--- Source records ---

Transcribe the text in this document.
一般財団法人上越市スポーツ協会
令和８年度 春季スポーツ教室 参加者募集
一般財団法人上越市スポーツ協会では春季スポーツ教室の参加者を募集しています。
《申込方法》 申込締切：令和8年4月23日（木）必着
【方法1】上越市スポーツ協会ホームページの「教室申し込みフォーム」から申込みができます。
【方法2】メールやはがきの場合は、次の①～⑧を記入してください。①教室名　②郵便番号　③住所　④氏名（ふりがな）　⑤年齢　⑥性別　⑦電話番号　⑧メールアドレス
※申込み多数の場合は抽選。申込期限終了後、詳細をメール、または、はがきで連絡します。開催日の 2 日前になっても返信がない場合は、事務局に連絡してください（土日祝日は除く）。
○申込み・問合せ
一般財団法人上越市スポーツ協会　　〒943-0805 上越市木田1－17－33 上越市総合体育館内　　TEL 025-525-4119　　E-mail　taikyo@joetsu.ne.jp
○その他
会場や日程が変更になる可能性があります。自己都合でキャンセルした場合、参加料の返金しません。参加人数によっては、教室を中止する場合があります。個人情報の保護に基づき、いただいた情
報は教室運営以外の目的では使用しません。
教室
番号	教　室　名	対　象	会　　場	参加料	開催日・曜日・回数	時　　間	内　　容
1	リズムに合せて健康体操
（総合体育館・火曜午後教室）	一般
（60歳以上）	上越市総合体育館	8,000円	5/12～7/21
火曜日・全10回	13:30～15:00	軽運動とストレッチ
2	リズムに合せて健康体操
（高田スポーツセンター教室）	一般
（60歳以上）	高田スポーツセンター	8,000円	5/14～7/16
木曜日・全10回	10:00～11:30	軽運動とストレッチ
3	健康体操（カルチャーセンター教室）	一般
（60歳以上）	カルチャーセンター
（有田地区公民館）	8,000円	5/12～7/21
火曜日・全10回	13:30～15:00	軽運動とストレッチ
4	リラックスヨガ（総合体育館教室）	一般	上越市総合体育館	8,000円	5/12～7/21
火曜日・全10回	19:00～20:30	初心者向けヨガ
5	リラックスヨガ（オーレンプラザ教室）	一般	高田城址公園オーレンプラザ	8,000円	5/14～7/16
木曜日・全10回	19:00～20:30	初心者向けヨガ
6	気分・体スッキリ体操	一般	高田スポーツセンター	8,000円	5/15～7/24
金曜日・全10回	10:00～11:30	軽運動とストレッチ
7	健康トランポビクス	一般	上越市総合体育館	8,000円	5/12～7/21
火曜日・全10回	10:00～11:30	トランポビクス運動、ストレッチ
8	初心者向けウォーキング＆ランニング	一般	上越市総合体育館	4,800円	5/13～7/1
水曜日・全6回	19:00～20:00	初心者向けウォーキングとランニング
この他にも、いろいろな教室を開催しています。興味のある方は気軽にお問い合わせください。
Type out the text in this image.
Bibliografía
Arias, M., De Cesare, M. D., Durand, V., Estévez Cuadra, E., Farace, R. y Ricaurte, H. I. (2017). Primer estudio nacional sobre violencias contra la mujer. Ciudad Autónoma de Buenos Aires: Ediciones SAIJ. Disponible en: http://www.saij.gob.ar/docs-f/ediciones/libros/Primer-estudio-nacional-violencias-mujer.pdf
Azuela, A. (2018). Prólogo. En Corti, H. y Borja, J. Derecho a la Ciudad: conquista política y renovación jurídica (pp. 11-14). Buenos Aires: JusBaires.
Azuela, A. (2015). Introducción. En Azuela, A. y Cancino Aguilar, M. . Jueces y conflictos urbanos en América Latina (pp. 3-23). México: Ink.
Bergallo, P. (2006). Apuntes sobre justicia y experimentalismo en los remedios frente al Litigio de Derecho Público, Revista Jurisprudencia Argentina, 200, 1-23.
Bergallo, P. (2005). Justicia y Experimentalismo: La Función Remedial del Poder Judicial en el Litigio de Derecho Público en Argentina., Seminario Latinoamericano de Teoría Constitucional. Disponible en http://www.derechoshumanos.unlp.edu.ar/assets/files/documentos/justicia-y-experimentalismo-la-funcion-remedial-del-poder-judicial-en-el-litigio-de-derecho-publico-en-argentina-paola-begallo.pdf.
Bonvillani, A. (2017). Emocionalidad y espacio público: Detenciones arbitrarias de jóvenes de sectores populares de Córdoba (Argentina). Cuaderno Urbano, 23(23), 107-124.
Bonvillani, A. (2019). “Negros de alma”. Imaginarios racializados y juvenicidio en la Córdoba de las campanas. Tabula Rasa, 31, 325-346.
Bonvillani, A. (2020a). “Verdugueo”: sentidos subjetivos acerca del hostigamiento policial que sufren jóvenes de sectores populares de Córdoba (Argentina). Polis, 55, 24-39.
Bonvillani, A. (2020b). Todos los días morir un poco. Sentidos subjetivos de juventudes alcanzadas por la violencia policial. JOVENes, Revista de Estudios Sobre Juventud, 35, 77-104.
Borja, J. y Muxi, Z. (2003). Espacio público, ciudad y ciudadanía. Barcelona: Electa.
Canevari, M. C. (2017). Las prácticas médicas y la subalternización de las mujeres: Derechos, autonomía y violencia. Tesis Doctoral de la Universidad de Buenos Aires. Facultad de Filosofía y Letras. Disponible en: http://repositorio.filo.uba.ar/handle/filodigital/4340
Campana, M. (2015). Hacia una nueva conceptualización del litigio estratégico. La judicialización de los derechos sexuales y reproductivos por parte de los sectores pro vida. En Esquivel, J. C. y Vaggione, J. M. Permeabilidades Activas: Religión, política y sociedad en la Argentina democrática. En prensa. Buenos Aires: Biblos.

---

● **Set problem**
Isolate each line of the listing above that includes "sectores". Copy it.

● **Result**
Bonvillani, A. (2017). Emocionalidad y espacio público: Detenciones arbitrarias de jóvenes de sectores populares de Córdoba (Argentina). Cuaderno Urbano, 23(23), 107-124.
Bonvillani, A. (2020a). “Verdugueo”: sentidos subjetivos acerca del hostigamiento policial que sufren jóvenes de sectores populares de Córdoba (Argentina). Polis, 55, 24-39.
Campana, M. (2015). Hacia una nueva conceptualización del litigio estratégico. La judicialización de los derechos sexuales y reproductivos por parte de los sectores pro vida. En Esquivel, J. C. y Vaggione, J. M. Permeabilidades Activas: Religión, política y sociedad en la Argentina democrática. En prensa. Buenos Aires: Biblos.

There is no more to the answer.